# Extracted entries
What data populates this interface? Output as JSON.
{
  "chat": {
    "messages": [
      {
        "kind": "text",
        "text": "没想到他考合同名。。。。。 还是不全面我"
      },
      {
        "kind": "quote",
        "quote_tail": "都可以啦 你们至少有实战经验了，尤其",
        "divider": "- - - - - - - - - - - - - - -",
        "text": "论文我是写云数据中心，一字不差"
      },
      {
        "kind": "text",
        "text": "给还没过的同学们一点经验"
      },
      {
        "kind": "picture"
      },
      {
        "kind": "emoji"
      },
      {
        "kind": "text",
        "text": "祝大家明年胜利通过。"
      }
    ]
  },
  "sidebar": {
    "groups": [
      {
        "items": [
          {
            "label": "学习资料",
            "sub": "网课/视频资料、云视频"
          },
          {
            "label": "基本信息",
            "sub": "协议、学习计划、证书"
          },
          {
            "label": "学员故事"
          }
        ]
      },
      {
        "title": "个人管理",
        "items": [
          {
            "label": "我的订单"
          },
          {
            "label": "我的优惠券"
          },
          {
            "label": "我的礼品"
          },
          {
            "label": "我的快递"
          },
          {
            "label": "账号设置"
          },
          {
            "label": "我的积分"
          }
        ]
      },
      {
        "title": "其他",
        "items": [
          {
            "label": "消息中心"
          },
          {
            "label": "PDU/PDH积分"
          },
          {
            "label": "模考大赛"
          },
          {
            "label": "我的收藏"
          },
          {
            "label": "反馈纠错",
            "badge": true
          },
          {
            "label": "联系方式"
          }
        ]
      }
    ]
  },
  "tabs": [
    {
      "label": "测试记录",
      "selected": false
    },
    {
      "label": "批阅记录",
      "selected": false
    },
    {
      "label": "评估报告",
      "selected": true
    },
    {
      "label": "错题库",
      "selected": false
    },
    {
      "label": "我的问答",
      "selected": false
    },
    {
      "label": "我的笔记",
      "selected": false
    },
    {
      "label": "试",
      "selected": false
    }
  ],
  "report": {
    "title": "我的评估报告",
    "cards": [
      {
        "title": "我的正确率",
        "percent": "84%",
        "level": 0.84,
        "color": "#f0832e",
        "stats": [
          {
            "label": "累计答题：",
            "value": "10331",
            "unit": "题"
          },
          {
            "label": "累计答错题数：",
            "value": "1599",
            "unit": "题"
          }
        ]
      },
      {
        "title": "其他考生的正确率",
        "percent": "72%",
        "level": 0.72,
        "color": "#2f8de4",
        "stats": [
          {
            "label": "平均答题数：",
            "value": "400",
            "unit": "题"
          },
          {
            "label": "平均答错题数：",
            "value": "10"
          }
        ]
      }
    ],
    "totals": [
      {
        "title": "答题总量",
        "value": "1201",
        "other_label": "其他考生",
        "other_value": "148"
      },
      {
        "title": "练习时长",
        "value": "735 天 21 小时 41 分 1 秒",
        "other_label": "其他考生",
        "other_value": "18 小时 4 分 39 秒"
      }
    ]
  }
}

# To do
Sift the material for lines with the string "text". Copy each one found.

# Result of the task
        "kind": "text",
        "text": "没想到他考合同名。。。。。 还是不全面我"
        "text": "论文我是写云数据中心，一字不差"
        "kind": "text",
        "text": "给还没过的同学们一点经验"
        "kind": "text",
        "text": "祝大家明年胜利通过。"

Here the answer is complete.